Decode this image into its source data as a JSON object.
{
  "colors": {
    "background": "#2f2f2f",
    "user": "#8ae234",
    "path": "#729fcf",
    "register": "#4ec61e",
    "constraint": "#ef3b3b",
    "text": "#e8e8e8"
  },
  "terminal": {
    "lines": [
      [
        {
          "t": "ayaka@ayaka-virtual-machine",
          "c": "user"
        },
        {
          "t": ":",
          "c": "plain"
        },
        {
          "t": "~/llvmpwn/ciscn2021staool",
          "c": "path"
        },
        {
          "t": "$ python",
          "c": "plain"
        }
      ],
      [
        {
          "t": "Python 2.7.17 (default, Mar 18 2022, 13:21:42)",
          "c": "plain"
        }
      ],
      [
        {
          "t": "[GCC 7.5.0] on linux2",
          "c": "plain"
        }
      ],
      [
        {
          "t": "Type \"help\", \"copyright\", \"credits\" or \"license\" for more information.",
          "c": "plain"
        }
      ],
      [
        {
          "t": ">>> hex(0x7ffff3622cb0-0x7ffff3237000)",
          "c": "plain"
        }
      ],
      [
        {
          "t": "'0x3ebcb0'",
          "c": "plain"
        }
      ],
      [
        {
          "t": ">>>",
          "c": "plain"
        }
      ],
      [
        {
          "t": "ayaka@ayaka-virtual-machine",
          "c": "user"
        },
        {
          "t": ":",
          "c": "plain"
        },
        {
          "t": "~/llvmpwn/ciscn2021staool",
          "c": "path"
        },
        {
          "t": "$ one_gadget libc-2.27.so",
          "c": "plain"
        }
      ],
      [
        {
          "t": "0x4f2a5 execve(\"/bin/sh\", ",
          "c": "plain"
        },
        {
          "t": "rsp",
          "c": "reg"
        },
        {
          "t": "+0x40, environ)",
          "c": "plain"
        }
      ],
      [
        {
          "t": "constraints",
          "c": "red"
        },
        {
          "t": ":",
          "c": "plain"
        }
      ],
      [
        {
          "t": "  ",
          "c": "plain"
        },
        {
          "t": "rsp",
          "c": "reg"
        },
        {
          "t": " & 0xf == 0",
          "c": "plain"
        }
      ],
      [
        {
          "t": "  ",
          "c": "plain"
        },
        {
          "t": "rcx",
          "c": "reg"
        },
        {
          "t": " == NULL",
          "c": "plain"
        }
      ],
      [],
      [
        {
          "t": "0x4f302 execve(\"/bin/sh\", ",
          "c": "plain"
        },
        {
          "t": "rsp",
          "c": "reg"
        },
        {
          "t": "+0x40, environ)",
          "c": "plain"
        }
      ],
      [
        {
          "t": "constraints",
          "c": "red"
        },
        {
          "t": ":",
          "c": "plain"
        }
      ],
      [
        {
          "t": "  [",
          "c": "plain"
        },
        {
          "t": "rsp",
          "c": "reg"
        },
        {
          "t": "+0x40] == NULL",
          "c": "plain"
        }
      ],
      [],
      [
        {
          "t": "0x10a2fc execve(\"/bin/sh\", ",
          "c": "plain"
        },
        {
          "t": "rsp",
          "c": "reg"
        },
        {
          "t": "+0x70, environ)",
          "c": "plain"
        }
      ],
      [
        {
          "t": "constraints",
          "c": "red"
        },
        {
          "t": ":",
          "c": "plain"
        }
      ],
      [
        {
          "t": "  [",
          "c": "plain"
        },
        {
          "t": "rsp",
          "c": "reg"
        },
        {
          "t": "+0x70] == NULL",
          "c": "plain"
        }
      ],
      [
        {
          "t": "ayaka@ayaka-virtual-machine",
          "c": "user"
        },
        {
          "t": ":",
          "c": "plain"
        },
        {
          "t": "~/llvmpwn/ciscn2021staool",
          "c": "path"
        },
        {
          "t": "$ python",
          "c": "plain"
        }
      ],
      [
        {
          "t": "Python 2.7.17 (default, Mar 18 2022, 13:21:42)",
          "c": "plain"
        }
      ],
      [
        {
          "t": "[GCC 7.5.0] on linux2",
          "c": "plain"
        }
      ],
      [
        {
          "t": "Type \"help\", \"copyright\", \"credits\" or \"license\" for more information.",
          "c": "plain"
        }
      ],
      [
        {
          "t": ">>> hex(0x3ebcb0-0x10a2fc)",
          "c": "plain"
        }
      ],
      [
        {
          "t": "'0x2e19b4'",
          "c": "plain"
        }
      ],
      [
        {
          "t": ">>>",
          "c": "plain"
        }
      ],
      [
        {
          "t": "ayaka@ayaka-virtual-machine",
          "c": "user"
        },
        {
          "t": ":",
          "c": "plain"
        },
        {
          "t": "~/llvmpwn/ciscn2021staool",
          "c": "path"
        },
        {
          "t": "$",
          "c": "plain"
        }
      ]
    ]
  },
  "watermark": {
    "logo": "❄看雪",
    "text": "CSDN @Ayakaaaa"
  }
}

▶ **EXERCISE REQUIREMENTS**: Exactly reproduce all of the entries.

▶ **SOLVED PROBLEM**:
Decode this image into its source data as a JSON object.
{
  "colors": {
    "background": "#2f2f2f",
    "user": "#8ae234",
    "path": "#729fcf",
    "register": "#4ec61e",
    "constraint": "#ef3b3b",
    "text": "#e8e8e8"
  },
  "terminal": {
    "lines": [
      [
        {
          "t": "ayaka@ayaka-virtual-machine",
          "c": "user"
        },
        {
          "t": ":",
          "c": "plain"
        },
        {
          "t": "~/llvmpwn/ciscn2021staool",
          "c": "path"
        },
        {
          "t": "$ python",
          "c": "plain"
        }
      ],
      [
        {
          "t": "Python 2.7.17 (default, Mar 18 2022, 13:21:42)",
          "c": "plain"
        }
      ],
      [
        {
          "t": "[GCC 7.5.0] on linux2",
          "c": "plain"
        }
      ],
      [
        {
          "t": "Type \"help\", \"copyright\", \"credits\" or \"license\" for more information.",
          "c": "plain"
        }
      ],
      [
        {
          "t": ">>> hex(0x7ffff3622cb0-0x7ffff3237000)",
          "c": "plain"
        }
      ],
      [
        {
          "t": "'0x3ebcb0'",
          "c": "plain"
        }
      ],
      [
        {
          "t": ">>>",
          "c": "plain"
        }
      ],
      [
        {
          "t": "ayaka@ayaka-virtual-machine",
          "c": "user"
        },
        {
          "t": ":",
          "c": "plain"
        },
        {
          "t": "~/llvmpwn/ciscn2021staool",
          "c": "path"
        },
        {
          "t": "$ one_gadget libc-2.27.so",
          "c": "plain"
        }
      ],
      [
        {
          "t": "0x4f2a5 execve(\"/bin/sh\", ",
          "c": "plain"
        },
        {
          "t": "rsp",
          "c": "reg"
        },
        {
          "t": "+0x40, environ)",
          "c": "plain"
        }
      ],
      [
        {
          "t": "constraints",
          "c": "red"
        },
        {
          "t": ":",
          "c": "plain"
        }
      ],
      [
        {
          "t": "  ",
          "c": "plain"
        },
        {
          "t": "rsp",
          "c": "reg"
        },
        {
          "t": " & 0xf == 0",
          "c": "plain"
        }
      ],
      [
        {
          "t": "  ",
          "c": "plain"
        },
        {
          "t": "rcx",
          "c": "reg"
        },
        {
          "t": " == NULL",
          "c": "plain"
        }
      ],
      [],
      [
        {
          "t": "0x4f302 execve(\"/bin/sh\", ",
          "c": "plain"
        },
        {
          "t": "rsp",
          "c": "reg"
        },
        {
          "t": "+0x40, environ)",
          "c": "plain"
        }
      ],
      [
        {
          "t": "constraints",
          "c": "red"
        },
        {
          "t": ":",
          "c": "plain"
        }
      ],
      [
        {
          "t": "  [",
          "c": "plain"
        },
        {
          "t": "rsp",
          "c": "reg"
        },
        {
          "t": "+0x40] == NULL",
          "c": "plain"
        }
      ],
      [],
      [
        {
          "t": "0x10a2fc execve(\"/bin/sh\", ",
          "c": "plain"
        },
        {
          "t": "rsp",
          "c": "reg"
        },
        {
          "t": "+0x70, environ)",
          "c": "plain"
        }
      ],
      [
        {
          "t": "constraints",
          "c": "red"
        },
        {
          "t": ":",
          "c": "plain"
        }
      ],
      [
        {
          "t": "  [",
          "c": "plain"
        },
        {
          "t": "rsp",
          "c": "reg"
        },
        {
          "t": "+0x70] == NULL",
          "c": "plain"
        }
      ],
      [
        {
          "t": "ayaka@ayaka-virtual-machine",
          "c": "user"
        },
        {
          "t": ":",
          "c": "plain"
        },
        {
          "t": "~/llvmpwn/ciscn2021staool",
          "c": "path"
        },
        {
          "t": "$ python",
          "c": "plain"
        }
      ],
      [
        {
          "t": "Python 2.7.17 (default, Mar 18 2022, 13:21:42)",
          "c": "plain"
        }
      ],
      [
        {
          "t": "[GCC 7.5.0] on linux2",
          "c": "plain"
        }
      ],
      [
        {
          "t": "Type \"help\", \"copyright\", \"credits\" or \"license\" for more information.",
          "c": "plain"
        }
      ],
      [
        {
          "t": ">>> hex(0x3ebcb0-0x10a2fc)",
          "c": "plain"
        }
      ],
      [
        {
          "t": "'0x2e19b4'",
          "c": "plain"
        }
      ],
      [
        {
          "t": ">>>",
          "c": "plain"
        }
      ],
      [
        {
          "t": "ayaka@ayaka-virtual-machine",
          "c": "user"
        },
        {
          "t": ":",
          "c": "plain"
        },
        {
          "t": "~/llvmpwn/ciscn2021staool",
          "c": "path"
        },
        {
          "t": "$",
          "c": "plain"
        }
      ]
    ]
  },
  "watermark": {
    "logo": "❄看雪",
    "text": "CSDN @Ayakaaaa"
  }
}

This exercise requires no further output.